* Task objective:
Answer with nothing but the number of lines that include the word "пробке".

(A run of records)
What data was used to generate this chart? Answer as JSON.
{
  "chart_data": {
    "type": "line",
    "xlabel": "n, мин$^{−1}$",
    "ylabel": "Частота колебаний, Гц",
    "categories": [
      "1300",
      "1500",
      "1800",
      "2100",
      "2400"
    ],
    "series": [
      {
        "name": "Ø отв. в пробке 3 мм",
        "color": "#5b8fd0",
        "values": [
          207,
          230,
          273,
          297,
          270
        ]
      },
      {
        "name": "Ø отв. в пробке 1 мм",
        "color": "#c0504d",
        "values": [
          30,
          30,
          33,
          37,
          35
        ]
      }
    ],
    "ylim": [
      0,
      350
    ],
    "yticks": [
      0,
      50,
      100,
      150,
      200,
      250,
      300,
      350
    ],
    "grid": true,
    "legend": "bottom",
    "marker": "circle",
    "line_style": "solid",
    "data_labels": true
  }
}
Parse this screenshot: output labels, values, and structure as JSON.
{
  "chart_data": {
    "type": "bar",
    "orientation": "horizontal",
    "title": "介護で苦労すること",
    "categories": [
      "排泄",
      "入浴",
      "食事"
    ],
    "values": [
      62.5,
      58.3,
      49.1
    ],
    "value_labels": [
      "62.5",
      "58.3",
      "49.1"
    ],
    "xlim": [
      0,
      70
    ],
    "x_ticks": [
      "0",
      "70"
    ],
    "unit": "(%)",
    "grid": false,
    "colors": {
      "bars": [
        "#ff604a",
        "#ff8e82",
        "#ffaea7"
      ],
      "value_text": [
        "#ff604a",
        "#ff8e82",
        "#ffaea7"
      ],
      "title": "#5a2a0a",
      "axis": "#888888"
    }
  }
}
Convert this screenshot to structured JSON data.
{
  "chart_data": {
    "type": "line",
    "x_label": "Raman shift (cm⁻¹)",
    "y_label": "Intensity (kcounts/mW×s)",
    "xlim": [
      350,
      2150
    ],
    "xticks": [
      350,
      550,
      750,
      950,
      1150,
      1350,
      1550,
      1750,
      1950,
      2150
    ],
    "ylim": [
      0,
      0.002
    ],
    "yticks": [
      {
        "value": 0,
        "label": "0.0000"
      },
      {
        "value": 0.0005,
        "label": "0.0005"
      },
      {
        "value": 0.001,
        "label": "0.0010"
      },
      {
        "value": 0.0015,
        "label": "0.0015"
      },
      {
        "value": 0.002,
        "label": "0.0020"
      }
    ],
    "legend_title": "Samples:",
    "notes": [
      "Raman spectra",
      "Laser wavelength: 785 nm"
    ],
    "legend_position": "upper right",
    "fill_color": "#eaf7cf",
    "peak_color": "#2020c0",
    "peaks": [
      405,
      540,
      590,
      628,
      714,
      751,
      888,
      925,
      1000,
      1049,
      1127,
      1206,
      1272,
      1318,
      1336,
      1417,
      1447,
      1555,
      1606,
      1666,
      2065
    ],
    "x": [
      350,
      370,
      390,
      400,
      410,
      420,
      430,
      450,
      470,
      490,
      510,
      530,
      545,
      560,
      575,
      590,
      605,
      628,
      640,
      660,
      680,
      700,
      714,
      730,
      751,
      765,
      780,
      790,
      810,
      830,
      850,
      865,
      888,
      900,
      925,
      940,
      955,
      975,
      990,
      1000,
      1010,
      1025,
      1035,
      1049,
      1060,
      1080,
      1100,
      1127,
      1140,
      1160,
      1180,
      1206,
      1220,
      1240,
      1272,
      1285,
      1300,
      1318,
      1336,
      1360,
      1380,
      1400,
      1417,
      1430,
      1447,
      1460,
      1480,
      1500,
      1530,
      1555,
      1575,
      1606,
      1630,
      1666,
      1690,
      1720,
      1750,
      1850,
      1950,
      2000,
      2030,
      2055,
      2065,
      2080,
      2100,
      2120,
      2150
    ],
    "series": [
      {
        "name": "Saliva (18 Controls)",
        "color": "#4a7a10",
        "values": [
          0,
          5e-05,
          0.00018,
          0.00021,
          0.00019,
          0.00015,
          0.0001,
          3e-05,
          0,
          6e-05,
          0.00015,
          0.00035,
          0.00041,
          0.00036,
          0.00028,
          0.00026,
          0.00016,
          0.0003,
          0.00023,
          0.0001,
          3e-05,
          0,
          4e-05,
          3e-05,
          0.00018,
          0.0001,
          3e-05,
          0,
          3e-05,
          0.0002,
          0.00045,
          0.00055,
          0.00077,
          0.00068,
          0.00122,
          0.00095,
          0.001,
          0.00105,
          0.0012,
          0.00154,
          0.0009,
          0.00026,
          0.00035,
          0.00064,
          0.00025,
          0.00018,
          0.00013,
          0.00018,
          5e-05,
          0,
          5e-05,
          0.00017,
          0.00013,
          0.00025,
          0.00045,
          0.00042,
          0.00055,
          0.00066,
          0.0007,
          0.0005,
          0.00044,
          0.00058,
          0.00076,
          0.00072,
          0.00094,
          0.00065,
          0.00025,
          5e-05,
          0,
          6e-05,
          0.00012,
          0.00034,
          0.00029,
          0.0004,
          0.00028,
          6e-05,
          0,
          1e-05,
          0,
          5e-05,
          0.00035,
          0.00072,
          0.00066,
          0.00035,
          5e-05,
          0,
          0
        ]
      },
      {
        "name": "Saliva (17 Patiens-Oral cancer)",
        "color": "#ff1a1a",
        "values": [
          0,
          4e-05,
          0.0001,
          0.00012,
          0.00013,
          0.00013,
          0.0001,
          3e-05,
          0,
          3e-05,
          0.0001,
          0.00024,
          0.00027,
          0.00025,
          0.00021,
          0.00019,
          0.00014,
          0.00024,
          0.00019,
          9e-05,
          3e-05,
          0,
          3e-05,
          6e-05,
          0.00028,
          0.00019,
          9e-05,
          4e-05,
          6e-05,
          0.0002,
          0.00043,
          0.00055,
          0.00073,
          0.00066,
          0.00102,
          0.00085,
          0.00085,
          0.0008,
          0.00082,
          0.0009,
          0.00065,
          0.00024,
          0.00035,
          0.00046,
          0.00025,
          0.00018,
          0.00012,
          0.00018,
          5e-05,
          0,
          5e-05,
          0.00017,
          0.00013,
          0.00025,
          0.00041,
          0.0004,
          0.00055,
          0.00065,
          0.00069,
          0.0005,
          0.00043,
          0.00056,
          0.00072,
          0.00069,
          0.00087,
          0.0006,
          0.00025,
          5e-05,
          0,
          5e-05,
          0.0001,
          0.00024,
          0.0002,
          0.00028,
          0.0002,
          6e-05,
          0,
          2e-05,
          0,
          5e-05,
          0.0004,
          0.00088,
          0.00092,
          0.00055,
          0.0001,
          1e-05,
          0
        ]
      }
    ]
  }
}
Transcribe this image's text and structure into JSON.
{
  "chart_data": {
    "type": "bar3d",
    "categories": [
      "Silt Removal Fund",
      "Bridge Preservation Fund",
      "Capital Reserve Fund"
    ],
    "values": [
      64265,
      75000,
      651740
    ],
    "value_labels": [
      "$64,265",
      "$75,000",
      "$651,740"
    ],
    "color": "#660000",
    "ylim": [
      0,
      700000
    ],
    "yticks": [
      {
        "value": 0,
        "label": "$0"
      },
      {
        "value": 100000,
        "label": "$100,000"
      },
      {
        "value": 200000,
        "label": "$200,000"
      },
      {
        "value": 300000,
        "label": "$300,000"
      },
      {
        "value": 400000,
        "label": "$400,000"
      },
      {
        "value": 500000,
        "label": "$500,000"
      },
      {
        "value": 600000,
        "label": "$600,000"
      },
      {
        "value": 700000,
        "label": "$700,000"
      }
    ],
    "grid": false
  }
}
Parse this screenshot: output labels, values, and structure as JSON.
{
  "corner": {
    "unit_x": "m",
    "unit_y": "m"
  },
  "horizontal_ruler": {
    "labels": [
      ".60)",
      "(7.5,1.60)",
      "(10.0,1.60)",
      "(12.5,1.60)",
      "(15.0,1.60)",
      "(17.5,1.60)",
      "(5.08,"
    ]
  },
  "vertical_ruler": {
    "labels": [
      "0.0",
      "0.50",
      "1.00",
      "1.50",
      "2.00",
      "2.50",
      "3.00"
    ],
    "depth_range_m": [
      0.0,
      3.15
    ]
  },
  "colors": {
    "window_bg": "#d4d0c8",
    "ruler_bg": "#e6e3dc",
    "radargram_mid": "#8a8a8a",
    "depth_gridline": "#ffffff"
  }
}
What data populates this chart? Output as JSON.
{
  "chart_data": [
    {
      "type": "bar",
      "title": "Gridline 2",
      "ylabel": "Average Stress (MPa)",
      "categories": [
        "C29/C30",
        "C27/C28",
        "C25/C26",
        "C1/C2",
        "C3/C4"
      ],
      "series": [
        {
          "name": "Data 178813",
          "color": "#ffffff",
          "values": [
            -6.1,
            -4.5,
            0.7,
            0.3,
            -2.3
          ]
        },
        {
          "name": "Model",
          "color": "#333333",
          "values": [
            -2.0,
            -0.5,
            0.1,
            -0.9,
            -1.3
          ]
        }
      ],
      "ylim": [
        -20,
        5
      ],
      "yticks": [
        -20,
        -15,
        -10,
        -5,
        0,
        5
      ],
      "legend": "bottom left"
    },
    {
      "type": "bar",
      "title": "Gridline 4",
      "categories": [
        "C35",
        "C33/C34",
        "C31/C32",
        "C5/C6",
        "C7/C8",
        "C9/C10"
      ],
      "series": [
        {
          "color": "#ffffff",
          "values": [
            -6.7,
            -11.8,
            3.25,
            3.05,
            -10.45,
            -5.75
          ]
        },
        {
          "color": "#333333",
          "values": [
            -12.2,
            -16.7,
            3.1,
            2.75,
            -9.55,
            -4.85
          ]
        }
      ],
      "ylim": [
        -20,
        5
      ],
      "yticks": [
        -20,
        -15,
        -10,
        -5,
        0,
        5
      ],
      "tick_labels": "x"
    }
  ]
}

* Result:
2